PROVIDED DATA:
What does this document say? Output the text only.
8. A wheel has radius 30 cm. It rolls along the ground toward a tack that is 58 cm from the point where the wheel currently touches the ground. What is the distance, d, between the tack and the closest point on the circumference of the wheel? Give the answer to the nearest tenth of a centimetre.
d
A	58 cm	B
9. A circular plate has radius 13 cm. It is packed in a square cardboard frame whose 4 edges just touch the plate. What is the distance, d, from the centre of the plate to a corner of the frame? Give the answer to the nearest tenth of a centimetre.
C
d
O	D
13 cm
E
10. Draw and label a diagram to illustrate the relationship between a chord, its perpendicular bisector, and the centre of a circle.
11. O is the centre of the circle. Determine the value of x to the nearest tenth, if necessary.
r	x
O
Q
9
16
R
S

WRITTEN INSTRUCTION: Please quote every record above exactly as it appears.

COMPLETED TASK:
What does this document say? Output the text only.
8. A wheel has radius 30 cm. It rolls along the ground toward a tack that is 58 cm from the point where the wheel currently touches the ground. What is the distance, d, between the tack and the closest point on the circumference of the wheel? Give the answer to the nearest tenth of a centimetre.
d
A	58 cm	B
9. A circular plate has radius 13 cm. It is packed in a square cardboard frame whose 4 edges just touch the plate. What is the distance, d, from the centre of the plate to a corner of the frame? Give the answer to the nearest tenth of a centimetre.
C
d
O	D
13 cm
E
10. Draw and label a diagram to illustrate the relationship between a chord, its perpendicular bisector, and the centre of a circle.
11. O is the centre of the circle. Determine the value of x to the nearest tenth, if necessary.
r	x
O
Q
9
16
R
S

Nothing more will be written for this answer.